Pourquoi certains souvenirs stressants prennent-ils une ampleur démesurée, au point de ressurgir dans des situations pourtant sans danger et de déclencher des réactions totalement disproportionnées ? Une nouvelle étude, menée par des neuroscientifiques du Hospital for Sick Children (SickKids) au Canada, met aujourd’hui en lumière les mécanismes biologiques derrière ce phénomène, connu sous le nom de généralisation des souvenirs aversifs induits par le stress. Leurs résultats, publiés dans la revue Cell, ouvrent la voie à de nouveaux traitements prometteurs pour les personnes souffrant d’un syndrome de stress post-traumatique (SSPT).
L’influence du stress aigu sur les souvenirs
Les souvenirs sont physiquement stockés dans le cerveau sous forme d’engrammes, des ensembles spécifiques de neurones activés lors d’un événement – ce sont, en d’autres termes, les traces biologiques de la mémoire. En situation normale, ces engrammes sont restreints à un petit groupe de neurones. Mais les chercheurs ont constaté que le stress vient modifier ce processus, en augmentant considérablement la taille des engrammes. Ces "engrammes élargis" entraînent des souvenirs généralisés qui se manifestent dans des contextes sans danger, comme par exemple un bruit de feu d’artifice qui va faire écho à un traumatisme.
L’équipe de SickKids a identifié un acteur clé dans cette amplification des souvenirs : les endocannabinoïdes, des substances naturelles du cerveau qui régulent de nombreuses fonctions, dont la mémoire. En cas de stress aigu, la libération excessive d’endocannabinoïdes perturbe le fonctionnement des interneurones, les cellules responsables de limiter la taille des engrammes. "Les récepteurs endocannabinoïdes agissent comme une barrière sélective. Quand cette barrière tombe, le cerveau forme des souvenirs aversifs plus larges et mal ciblés", peut-on lire dans un communiqué.
Or, en bloquant ces récepteurs sur les interneurones dans un modèle préclinique, les chercheurs ont réussi à limiter la généralisation des souvenirs stressants. Cette avancée pourrait réduire un symptôme clé du SSPT particulièrement débilitant : les réponses de peur inappropriées à des situations sûres.

[Entrées enregistrées]
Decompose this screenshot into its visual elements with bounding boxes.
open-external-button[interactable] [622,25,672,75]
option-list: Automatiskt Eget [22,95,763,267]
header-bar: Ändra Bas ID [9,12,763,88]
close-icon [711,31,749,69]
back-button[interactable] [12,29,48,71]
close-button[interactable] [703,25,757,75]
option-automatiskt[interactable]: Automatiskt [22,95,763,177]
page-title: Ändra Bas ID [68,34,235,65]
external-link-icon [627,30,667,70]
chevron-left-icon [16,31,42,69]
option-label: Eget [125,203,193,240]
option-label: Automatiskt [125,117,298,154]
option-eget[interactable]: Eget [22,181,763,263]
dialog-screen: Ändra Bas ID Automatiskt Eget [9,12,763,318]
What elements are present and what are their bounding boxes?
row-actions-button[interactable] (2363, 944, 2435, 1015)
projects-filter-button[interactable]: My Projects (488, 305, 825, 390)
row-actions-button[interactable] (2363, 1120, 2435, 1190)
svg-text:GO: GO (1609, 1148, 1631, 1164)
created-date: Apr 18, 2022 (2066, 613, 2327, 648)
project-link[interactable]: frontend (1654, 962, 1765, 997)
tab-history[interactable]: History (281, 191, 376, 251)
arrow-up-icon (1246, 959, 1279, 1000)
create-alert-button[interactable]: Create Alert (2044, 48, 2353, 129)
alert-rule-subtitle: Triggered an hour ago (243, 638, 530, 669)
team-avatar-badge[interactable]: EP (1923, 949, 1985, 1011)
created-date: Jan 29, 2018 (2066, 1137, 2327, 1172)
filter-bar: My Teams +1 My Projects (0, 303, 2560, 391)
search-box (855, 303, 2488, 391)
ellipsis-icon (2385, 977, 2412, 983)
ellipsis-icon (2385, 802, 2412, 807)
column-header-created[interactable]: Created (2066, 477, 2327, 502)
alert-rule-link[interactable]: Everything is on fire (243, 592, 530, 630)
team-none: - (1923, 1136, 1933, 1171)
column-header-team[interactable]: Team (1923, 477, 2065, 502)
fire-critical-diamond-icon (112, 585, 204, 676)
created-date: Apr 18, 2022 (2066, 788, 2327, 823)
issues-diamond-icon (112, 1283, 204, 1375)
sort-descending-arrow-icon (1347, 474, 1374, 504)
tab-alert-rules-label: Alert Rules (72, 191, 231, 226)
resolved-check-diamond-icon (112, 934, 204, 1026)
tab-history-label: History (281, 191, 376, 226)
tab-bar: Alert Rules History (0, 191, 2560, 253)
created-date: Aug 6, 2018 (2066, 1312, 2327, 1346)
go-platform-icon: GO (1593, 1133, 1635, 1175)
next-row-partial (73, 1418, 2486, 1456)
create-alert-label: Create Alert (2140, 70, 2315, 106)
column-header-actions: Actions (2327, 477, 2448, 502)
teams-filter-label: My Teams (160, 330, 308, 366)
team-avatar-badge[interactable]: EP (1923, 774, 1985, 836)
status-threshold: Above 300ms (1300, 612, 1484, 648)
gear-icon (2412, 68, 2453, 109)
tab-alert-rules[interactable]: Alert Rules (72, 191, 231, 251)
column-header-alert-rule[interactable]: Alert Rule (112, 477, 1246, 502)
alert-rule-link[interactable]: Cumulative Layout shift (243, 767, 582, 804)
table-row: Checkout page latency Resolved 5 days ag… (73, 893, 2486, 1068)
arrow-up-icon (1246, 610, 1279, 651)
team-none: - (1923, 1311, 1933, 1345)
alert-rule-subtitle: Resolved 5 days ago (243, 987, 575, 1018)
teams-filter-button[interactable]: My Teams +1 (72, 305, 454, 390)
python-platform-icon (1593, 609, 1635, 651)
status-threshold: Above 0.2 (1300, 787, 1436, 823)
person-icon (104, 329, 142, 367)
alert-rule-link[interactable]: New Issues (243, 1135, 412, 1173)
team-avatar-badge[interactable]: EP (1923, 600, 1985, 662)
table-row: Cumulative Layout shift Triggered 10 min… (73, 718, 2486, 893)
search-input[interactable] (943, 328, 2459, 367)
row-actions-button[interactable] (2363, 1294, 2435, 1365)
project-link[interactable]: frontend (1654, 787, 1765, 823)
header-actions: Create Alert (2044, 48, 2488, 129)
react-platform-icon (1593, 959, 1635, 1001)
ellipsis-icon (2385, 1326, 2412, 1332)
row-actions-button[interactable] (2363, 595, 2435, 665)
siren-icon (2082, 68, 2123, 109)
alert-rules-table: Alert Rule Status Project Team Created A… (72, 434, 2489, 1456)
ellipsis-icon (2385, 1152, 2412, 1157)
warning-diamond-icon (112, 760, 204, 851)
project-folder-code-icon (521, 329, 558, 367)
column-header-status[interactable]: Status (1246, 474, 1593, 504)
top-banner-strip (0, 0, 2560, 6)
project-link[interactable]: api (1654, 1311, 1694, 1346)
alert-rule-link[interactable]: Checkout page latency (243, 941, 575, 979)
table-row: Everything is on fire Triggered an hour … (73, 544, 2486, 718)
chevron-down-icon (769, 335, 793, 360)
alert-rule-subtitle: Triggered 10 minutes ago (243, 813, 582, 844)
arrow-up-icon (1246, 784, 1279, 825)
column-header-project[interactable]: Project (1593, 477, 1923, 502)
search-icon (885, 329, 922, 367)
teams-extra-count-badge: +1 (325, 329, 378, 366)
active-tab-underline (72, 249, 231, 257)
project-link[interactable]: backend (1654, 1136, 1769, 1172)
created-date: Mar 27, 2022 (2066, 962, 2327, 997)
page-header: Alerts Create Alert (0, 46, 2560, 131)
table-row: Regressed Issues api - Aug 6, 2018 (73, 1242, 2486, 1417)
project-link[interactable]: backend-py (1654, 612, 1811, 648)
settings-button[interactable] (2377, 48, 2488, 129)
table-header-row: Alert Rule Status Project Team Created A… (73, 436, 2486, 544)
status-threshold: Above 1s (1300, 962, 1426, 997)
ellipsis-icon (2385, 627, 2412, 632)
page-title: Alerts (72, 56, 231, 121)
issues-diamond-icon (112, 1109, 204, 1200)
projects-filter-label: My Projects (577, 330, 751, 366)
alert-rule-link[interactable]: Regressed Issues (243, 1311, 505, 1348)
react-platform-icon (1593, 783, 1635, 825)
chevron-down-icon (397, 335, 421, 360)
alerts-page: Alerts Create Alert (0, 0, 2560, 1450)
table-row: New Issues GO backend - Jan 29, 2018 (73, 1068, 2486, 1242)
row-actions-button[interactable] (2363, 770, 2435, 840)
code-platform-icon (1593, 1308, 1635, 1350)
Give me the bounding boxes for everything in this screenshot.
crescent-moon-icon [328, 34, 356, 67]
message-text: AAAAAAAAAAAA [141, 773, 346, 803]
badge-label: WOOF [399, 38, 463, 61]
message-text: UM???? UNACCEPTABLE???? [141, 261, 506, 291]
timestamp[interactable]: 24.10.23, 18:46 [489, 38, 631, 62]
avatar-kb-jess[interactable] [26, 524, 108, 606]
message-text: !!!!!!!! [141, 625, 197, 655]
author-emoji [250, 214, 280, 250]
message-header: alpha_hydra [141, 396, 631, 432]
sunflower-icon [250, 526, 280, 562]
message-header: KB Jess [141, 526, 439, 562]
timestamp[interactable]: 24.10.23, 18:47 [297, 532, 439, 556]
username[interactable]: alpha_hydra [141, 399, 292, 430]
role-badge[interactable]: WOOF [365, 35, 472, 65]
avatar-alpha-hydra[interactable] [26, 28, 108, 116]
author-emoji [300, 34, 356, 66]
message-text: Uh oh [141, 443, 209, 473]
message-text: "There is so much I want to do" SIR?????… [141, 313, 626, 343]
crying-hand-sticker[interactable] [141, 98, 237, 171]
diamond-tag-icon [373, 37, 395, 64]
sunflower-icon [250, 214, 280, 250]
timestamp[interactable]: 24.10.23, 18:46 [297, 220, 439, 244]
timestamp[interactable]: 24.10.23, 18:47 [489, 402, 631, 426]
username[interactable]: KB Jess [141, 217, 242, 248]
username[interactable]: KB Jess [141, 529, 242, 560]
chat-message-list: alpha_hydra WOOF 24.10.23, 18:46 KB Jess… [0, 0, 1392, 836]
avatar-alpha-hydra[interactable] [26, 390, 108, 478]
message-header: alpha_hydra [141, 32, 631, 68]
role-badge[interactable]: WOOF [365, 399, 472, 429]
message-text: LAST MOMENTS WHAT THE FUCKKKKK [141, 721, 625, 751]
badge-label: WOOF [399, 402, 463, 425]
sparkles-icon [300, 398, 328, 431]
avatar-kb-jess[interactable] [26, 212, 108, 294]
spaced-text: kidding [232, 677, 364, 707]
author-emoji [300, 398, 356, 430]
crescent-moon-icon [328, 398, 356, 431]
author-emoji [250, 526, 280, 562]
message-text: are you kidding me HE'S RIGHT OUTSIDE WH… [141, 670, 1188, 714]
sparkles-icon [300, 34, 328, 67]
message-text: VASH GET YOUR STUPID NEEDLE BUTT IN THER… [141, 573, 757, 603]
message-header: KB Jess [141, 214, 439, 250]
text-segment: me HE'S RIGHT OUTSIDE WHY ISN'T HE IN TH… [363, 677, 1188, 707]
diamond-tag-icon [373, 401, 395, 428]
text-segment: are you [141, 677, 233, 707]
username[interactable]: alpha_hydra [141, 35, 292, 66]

» **Consigne 1**: D'après le texte sur les souvenirs stressants, dans quelle revue les résultats de l'étude ont-ils été publiés ?
» **Consigne 2**: Recopiez fidèlement le passage du texte sur les souvenirs stressants qui commence par « L’influence du stress » et se poursuit jusqu'à « à un traumatisme. ».
Appuyez-vous uniquement sur le texte pour répondre.

» **Réponse 1**: Dans la revue Cell.

» **Réponse 2**:
L’influence du stress aigu sur les souvenirs
Les souvenirs sont physiquement stockés dans le cerveau sous forme d’engrammes, des ensembles spécifiques de neurones activés lors d’un événement – ce sont, en d’autres termes, les traces biologiques de la mémoire. En situation normale, ces engrammes sont restreints à un petit groupe de neurones. Mais les chercheurs ont constaté que le stress vient modifier ce processus, en augmentant considérablement la taille des engrammes. Ces "engrammes élargis" entraînent des souvenirs généralisés qui se manifestent dans des contextes sans danger, comme par exemple un bruit de feu d’artifice qui va faire écho à un traumatisme.